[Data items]

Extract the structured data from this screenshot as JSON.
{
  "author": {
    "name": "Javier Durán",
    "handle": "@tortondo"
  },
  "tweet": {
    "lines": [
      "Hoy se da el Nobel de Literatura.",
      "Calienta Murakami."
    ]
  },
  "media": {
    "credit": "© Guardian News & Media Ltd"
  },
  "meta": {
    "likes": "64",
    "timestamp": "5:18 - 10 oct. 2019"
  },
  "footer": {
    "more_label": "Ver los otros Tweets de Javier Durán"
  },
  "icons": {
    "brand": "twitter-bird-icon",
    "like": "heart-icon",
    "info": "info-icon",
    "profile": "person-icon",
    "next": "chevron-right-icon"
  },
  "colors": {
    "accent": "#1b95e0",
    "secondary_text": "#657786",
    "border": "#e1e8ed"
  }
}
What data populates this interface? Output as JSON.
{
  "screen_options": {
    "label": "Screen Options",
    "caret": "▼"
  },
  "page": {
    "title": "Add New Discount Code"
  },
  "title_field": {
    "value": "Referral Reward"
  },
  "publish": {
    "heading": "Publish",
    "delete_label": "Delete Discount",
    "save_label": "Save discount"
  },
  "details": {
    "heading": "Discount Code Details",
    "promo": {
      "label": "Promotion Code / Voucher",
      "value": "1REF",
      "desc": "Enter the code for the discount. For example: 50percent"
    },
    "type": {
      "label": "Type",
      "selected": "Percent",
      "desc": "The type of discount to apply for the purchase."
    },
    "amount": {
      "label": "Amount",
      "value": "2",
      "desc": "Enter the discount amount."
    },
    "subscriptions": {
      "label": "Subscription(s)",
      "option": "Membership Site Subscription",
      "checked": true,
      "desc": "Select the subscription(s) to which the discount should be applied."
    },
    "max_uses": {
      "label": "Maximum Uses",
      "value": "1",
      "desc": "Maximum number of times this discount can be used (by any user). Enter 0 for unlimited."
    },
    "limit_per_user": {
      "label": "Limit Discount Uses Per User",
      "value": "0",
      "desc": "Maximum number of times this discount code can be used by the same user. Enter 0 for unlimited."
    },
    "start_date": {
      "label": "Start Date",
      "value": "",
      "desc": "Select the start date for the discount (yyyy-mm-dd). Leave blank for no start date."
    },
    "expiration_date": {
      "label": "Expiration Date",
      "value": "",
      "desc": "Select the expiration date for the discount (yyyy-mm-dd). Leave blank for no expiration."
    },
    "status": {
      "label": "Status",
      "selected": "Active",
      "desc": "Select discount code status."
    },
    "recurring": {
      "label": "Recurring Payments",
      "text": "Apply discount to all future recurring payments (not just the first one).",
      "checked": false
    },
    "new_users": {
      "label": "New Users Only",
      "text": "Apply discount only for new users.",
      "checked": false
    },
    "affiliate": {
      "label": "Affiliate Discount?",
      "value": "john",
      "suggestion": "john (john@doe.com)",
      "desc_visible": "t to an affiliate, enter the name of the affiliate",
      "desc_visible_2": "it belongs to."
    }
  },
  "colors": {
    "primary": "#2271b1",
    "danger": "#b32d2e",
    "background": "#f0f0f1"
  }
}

- THE PROBLEM
Each line in the listing above that contains "number" should be copied.

- SOLUTION FOR THIS PROBLEM
      "desc": "Maximum number of times this discount can be used (by any user). Enter 0 for unlimited."
      "desc": "Maximum number of times this discount code can be used by the same user. Enter 0 for unlimited."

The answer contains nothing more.